DATASET RECORDS
'''

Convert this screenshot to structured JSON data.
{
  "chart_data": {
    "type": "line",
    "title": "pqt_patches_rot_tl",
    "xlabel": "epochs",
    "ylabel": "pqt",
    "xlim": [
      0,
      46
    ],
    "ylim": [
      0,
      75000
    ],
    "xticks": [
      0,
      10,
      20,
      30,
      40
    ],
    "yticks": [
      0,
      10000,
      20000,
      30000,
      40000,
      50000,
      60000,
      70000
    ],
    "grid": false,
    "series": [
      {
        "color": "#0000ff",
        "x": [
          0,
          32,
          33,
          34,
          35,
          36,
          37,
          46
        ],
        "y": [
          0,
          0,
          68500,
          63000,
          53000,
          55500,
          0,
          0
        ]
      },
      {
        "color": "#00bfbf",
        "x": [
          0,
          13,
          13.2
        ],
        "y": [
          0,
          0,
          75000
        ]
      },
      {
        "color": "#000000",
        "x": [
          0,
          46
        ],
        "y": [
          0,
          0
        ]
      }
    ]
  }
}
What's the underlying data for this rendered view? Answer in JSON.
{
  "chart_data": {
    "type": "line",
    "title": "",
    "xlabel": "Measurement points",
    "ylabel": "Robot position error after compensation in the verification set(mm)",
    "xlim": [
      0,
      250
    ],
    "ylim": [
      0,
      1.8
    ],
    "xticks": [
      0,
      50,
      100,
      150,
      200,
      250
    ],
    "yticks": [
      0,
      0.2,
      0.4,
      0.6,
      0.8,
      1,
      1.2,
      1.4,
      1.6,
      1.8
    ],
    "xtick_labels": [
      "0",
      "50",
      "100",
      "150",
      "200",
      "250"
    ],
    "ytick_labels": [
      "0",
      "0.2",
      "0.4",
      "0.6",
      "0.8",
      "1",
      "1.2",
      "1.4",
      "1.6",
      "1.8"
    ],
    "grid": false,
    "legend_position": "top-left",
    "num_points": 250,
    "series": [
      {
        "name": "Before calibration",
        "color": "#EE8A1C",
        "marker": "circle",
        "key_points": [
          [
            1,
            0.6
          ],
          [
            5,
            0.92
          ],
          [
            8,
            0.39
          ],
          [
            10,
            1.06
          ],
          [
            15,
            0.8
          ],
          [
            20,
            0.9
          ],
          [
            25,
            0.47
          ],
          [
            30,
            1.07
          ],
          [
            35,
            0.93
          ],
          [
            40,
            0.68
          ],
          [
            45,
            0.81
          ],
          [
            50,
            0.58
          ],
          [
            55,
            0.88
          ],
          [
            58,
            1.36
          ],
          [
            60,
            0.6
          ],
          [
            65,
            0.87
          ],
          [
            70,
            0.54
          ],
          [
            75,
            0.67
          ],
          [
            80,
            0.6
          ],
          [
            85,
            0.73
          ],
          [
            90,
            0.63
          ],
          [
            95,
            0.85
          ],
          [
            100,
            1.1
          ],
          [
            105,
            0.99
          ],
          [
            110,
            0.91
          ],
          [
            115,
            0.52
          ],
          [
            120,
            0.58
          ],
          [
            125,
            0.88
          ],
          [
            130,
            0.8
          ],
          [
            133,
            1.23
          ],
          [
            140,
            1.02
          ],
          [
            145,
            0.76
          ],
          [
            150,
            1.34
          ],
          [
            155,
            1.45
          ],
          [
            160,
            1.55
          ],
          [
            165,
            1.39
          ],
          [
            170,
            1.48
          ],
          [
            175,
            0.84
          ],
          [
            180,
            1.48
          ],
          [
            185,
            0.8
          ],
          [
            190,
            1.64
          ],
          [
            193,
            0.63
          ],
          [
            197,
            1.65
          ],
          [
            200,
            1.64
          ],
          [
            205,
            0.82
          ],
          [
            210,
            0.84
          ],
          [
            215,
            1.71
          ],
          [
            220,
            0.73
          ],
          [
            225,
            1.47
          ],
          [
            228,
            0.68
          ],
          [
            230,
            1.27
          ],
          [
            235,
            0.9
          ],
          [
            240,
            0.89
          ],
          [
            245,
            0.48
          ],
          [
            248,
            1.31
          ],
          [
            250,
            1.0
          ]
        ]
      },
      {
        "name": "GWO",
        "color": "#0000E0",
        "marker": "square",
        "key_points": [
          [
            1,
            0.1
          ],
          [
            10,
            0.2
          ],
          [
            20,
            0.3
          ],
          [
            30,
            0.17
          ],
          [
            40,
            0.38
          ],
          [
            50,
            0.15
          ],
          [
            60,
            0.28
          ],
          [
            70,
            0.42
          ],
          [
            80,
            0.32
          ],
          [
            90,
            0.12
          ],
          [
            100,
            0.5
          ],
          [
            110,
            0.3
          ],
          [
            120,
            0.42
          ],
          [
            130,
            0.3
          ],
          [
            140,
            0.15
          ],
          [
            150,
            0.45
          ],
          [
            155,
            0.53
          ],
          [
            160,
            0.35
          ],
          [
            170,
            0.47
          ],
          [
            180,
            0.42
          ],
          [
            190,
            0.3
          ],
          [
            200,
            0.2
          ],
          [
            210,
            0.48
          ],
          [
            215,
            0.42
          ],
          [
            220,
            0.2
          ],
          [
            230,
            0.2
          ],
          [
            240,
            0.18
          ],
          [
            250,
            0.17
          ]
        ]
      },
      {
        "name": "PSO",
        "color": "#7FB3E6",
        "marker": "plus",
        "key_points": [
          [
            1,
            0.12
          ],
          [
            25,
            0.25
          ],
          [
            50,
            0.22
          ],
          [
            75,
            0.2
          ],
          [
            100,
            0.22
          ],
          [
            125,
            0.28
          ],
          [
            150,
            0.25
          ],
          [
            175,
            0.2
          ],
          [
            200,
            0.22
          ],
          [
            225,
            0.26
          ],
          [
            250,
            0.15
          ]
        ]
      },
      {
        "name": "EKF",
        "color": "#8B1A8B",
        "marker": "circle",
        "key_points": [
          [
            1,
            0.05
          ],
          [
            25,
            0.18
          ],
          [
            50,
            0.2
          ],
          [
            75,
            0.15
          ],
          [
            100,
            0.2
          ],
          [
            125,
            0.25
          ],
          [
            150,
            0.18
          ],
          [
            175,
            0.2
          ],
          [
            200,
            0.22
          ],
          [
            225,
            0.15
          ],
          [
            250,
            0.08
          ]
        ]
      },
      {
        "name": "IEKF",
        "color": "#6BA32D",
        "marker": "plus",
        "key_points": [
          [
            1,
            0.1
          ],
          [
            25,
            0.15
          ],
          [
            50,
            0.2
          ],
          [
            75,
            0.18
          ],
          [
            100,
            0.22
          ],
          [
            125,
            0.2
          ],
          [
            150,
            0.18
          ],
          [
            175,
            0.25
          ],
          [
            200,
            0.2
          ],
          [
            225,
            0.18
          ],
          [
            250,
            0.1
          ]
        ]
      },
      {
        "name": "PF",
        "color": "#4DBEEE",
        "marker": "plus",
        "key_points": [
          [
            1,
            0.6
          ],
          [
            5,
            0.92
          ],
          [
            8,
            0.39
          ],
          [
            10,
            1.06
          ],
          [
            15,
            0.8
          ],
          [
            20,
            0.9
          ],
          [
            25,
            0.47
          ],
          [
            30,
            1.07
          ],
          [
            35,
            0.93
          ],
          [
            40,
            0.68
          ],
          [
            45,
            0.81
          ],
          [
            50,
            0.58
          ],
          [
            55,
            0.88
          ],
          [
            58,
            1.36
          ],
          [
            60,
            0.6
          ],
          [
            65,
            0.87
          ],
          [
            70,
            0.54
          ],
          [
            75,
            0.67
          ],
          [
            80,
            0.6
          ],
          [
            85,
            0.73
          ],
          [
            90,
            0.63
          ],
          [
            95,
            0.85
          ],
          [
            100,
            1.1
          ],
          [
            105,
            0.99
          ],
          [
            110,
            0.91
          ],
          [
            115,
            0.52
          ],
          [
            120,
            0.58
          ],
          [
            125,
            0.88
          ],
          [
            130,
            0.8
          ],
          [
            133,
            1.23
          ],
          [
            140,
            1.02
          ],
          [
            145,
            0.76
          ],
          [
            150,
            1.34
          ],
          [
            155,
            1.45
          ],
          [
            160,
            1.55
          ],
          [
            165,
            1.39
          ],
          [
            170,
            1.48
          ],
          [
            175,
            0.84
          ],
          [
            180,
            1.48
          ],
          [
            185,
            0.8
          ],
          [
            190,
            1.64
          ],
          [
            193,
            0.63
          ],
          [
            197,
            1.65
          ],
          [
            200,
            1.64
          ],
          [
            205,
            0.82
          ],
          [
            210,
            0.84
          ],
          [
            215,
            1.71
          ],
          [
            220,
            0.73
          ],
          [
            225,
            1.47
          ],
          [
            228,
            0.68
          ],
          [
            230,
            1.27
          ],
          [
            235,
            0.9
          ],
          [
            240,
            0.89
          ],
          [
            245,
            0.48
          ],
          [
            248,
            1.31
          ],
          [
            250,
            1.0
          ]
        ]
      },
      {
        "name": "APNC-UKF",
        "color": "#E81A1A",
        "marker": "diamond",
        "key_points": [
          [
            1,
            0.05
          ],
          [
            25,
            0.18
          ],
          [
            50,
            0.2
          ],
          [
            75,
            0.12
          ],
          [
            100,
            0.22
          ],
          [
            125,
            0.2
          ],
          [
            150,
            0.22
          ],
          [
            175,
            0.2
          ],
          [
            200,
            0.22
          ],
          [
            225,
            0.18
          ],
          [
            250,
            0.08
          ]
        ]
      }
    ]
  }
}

'''

OBJECTIVE
Return each line where "JSON" shows up.

RESPONSE
Convert this screenshot to structured JSON data.
What's the underlying data for this rendered view? Answer in JSON.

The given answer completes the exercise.